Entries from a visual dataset
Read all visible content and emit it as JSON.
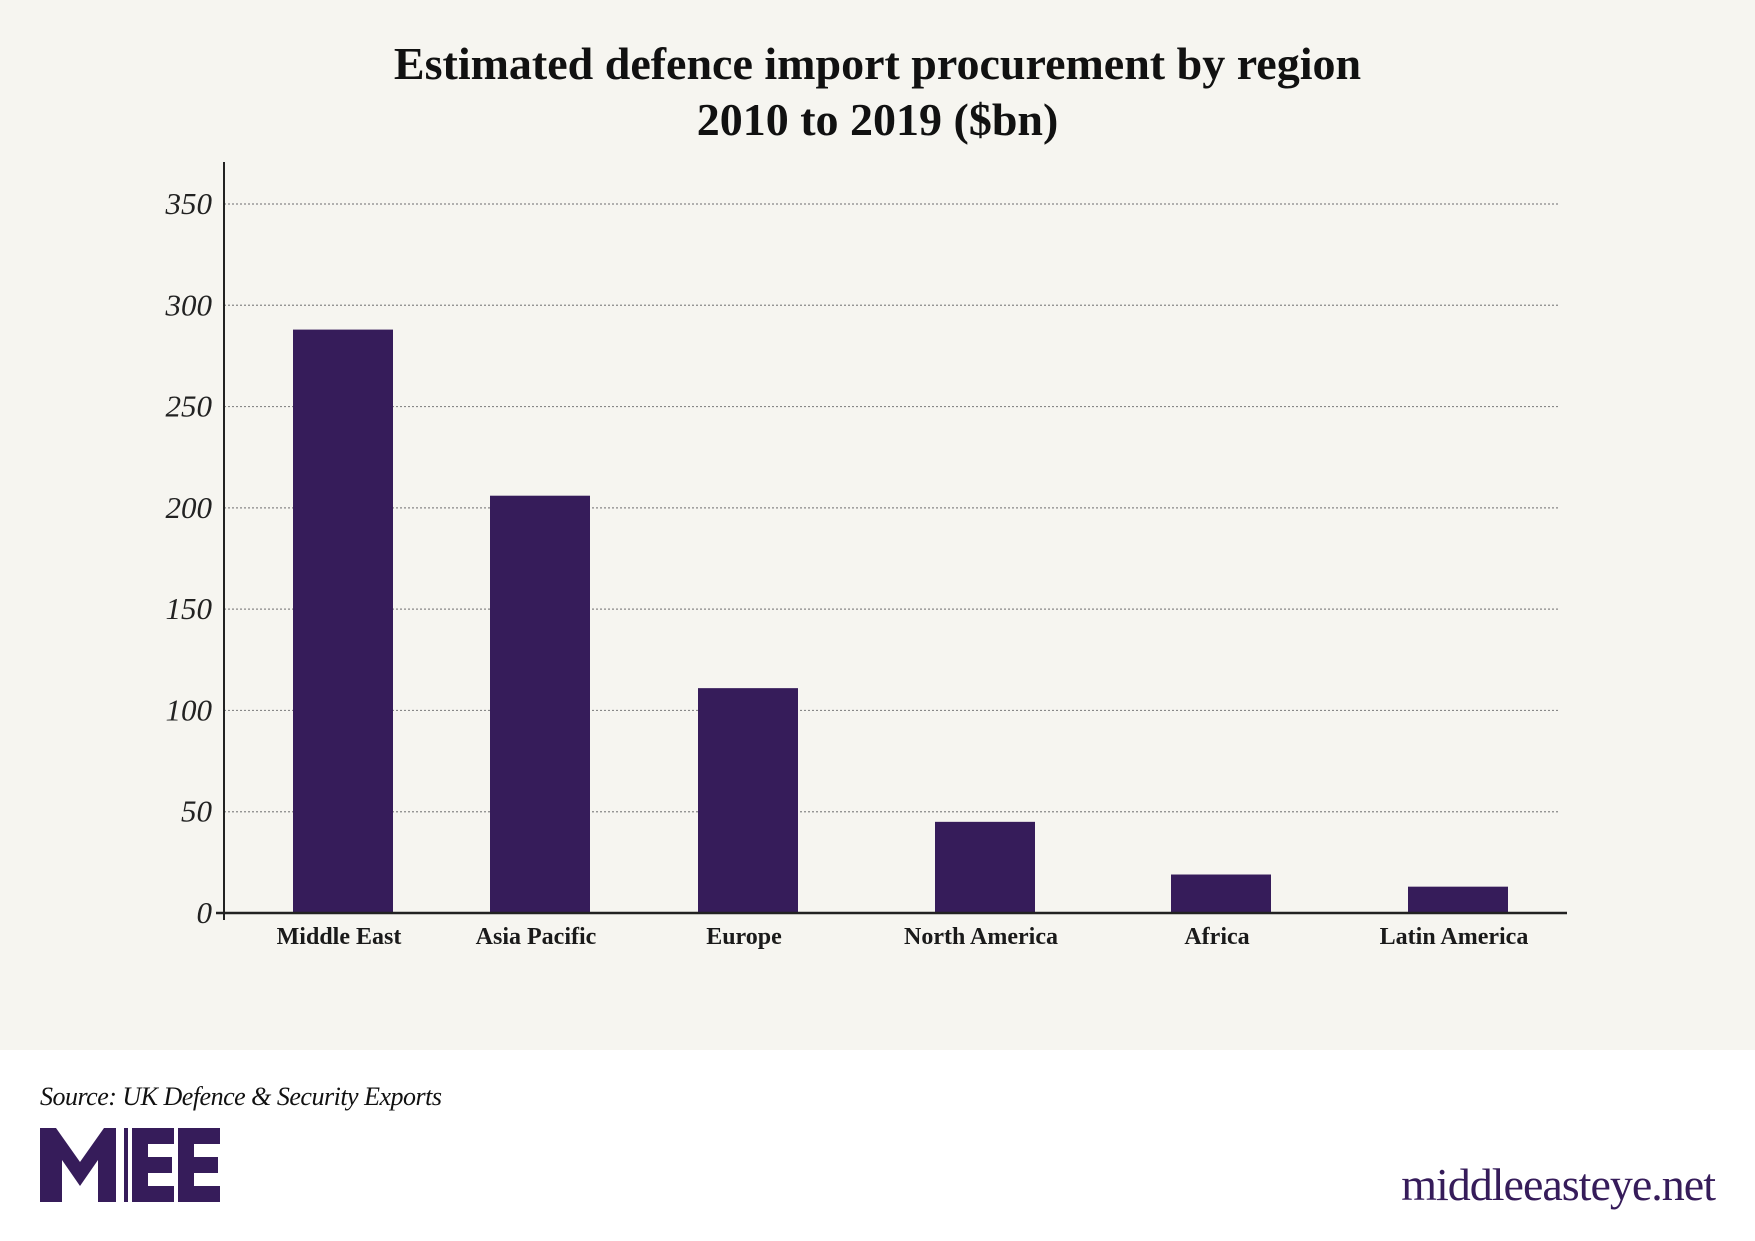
{
  "chart_data": {
    "type": "bar",
    "title_lines": [
      "Estimated defence import procurement by region",
      "2010 to 2019 ($bn)"
    ],
    "categories": [
      "Middle East",
      "Asia Pacific",
      "Europe",
      "North America",
      "Africa",
      "Latin America"
    ],
    "values": [
      288,
      206,
      111,
      45,
      19,
      13
    ],
    "ylim": [
      0,
      350
    ],
    "yticks": [
      0,
      50,
      100,
      150,
      200,
      250,
      300,
      350
    ],
    "xlabel": "",
    "ylabel": "",
    "grid": true,
    "bar_color": "#361c5a",
    "background": "#f6f5f0"
  },
  "footer": {
    "source": "Source: UK Defence & Security Exports",
    "logo_text": "MEE",
    "site": "middleeasteye.net"
  }
}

## YOUR TASK
Write out the records above exactly as they appear, leaving out any pictures.

## FULL ANSWER
Read all visible content and emit it as JSON.
{
  "chart_data": {
    "type": "bar",
    "title_lines": [
      "Estimated defence import procurement by region",
      "2010 to 2019 ($bn)"
    ],
    "categories": [
      "Middle East",
      "Asia Pacific",
      "Europe",
      "North America",
      "Africa",
      "Latin America"
    ],
    "values": [
      288,
      206,
      111,
      45,
      19,
      13
    ],
    "ylim": [
      0,
      350
    ],
    "yticks": [
      0,
      50,
      100,
      150,
      200,
      250,
      300,
      350
    ],
    "xlabel": "",
    "ylabel": "",
    "grid": true,
    "bar_color": "#361c5a",
    "background": "#f6f5f0"
  },
  "footer": {
    "source": "Source: UK Defence & Security Exports",
    "logo_text": "MEE",
    "site": "middleeasteye.net"
  }
}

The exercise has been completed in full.